── Data shown ──

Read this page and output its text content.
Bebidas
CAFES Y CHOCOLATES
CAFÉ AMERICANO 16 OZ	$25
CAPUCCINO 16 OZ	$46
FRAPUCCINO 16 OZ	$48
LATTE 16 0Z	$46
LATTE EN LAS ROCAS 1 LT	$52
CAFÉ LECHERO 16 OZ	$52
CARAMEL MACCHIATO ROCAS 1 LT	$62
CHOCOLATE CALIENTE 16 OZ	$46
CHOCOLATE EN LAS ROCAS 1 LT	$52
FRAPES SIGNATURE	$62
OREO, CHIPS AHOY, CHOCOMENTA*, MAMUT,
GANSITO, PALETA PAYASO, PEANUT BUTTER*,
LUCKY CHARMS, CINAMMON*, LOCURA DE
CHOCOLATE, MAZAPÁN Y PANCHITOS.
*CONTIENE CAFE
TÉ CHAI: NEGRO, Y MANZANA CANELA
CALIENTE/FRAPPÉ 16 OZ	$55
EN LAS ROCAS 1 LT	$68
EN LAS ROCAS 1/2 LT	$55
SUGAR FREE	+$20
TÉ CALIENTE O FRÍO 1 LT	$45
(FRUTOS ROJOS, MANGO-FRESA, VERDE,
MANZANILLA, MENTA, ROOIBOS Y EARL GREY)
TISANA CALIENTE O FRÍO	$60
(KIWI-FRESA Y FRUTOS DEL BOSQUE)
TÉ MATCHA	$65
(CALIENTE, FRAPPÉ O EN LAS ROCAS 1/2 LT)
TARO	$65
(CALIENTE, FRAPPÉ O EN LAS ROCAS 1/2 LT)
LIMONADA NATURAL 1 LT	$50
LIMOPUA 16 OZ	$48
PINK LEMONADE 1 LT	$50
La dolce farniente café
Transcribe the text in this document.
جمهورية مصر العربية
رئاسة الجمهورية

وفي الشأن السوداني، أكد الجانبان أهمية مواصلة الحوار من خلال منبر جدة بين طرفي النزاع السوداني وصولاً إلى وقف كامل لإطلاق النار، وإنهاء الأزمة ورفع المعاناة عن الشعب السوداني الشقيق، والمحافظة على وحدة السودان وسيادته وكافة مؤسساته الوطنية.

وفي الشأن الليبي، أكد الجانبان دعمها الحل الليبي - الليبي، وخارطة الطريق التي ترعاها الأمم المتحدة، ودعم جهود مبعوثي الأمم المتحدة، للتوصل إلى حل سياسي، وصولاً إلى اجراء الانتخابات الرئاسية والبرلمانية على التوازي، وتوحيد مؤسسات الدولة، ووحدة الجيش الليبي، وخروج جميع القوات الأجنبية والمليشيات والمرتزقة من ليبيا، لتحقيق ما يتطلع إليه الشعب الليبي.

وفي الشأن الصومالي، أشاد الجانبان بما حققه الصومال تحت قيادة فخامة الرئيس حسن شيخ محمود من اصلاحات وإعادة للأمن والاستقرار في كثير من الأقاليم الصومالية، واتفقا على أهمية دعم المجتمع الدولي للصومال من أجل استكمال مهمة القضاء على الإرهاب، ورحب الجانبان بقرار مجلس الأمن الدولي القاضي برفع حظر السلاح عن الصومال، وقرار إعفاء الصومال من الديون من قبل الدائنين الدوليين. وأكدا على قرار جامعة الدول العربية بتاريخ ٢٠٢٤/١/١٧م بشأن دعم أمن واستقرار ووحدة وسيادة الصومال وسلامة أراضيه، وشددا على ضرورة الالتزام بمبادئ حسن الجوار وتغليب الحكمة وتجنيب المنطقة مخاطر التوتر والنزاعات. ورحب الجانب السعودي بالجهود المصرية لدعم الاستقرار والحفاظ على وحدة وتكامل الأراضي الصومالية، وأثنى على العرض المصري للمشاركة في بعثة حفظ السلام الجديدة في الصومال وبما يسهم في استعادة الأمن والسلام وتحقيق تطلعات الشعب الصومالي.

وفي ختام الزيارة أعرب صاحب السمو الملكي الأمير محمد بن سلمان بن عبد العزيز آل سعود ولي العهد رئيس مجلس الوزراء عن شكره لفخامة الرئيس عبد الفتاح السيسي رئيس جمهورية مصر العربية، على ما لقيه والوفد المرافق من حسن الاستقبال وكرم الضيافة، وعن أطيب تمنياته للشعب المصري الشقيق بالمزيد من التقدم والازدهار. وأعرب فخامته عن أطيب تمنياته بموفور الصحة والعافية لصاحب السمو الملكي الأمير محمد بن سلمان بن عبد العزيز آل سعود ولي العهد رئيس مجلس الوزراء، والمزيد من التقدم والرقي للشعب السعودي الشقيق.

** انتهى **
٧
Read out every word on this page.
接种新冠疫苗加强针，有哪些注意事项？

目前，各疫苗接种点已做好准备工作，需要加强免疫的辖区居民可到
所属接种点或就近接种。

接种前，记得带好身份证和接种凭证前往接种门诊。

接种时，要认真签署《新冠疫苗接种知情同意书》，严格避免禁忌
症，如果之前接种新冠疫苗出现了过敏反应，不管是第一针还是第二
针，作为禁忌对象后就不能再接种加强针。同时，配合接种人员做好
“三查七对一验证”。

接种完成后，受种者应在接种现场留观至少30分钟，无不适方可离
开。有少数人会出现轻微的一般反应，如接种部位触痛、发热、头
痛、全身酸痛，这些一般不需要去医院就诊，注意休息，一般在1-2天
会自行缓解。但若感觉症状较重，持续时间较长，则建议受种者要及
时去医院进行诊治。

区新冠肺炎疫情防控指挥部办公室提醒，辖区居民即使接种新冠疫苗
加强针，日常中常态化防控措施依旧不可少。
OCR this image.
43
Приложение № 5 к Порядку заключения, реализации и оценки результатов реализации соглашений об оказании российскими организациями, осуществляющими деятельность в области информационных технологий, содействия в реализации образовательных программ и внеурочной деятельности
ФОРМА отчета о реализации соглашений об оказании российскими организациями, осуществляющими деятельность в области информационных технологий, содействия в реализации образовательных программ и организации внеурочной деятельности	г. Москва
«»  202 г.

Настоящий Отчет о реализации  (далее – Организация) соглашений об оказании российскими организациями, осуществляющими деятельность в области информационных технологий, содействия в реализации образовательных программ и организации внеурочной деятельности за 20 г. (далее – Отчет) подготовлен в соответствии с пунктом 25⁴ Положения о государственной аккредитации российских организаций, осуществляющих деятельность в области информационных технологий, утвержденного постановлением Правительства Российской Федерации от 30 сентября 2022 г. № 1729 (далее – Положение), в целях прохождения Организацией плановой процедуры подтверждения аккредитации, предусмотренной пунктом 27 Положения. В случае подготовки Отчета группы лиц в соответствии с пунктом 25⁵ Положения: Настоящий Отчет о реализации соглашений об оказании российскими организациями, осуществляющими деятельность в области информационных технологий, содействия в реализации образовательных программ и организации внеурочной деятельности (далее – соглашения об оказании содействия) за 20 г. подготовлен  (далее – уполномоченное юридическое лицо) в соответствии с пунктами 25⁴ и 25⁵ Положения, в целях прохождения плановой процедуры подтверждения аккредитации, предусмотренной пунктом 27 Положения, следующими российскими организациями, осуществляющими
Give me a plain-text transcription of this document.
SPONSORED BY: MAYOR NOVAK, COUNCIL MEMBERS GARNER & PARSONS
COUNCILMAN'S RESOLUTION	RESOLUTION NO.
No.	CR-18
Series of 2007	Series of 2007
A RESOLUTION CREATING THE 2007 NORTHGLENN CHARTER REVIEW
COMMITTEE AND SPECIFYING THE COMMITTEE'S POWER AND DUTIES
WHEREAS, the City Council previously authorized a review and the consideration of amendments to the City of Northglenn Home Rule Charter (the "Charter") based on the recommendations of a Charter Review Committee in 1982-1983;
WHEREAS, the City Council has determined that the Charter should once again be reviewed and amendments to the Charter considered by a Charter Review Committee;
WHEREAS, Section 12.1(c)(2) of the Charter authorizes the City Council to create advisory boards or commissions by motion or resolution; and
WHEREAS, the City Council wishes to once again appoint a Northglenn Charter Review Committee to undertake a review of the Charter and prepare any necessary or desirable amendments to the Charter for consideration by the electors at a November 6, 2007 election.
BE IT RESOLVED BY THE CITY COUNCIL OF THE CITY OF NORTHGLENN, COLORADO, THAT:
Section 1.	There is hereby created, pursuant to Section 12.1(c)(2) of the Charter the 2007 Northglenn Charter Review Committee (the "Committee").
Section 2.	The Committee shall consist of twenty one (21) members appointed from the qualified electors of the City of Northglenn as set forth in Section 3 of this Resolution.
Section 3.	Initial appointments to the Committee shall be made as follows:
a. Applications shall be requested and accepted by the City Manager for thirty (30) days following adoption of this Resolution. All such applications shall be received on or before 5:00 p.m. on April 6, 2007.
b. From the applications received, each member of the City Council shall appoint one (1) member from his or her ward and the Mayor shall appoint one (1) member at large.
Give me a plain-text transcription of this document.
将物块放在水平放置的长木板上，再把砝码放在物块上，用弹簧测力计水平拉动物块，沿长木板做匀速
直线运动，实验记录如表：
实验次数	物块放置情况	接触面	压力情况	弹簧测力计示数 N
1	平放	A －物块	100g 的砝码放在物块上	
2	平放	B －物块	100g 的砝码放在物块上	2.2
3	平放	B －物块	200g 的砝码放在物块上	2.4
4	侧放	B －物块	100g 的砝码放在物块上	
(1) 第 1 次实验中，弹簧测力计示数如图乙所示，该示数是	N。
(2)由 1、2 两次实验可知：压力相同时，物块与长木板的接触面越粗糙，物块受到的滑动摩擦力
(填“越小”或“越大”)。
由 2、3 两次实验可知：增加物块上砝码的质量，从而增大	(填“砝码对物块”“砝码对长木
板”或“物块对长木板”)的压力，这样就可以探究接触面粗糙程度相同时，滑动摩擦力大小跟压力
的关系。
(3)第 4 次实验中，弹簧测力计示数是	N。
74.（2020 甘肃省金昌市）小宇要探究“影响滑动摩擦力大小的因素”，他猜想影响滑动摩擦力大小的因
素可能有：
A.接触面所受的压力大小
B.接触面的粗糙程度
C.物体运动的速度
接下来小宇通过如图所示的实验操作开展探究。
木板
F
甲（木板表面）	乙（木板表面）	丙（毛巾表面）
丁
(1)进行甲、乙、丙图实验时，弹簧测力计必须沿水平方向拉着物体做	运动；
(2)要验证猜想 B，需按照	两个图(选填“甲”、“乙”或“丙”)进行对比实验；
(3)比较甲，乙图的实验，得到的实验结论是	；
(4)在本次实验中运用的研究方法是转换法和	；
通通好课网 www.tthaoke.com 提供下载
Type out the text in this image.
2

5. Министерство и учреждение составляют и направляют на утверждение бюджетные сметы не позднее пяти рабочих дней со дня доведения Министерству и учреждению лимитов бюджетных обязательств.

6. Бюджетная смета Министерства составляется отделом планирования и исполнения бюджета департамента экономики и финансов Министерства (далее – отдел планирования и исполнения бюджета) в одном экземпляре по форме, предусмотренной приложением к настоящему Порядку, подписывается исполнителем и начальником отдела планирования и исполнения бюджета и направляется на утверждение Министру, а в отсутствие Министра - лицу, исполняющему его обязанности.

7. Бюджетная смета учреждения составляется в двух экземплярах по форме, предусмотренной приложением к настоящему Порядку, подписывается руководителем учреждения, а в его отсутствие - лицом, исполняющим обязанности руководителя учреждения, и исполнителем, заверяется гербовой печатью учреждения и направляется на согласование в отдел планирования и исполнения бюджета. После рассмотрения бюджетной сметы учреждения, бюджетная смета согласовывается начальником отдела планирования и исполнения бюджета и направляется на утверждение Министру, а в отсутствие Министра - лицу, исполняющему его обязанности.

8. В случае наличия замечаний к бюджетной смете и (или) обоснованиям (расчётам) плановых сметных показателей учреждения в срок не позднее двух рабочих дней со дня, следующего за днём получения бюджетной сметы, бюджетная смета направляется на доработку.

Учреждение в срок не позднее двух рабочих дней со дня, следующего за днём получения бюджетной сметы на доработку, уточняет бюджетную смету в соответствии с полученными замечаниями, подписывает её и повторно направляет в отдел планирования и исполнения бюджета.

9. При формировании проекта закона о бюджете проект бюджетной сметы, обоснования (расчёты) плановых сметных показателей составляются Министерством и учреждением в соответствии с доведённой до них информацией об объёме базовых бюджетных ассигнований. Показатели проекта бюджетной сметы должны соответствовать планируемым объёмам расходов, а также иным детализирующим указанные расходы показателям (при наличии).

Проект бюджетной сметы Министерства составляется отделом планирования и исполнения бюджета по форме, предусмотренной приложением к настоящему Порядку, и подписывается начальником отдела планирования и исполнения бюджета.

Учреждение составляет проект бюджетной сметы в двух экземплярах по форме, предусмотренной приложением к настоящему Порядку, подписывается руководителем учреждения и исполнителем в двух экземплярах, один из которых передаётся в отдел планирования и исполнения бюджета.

───

Working from the material above, state how many lines contain "image"; give only the number.

2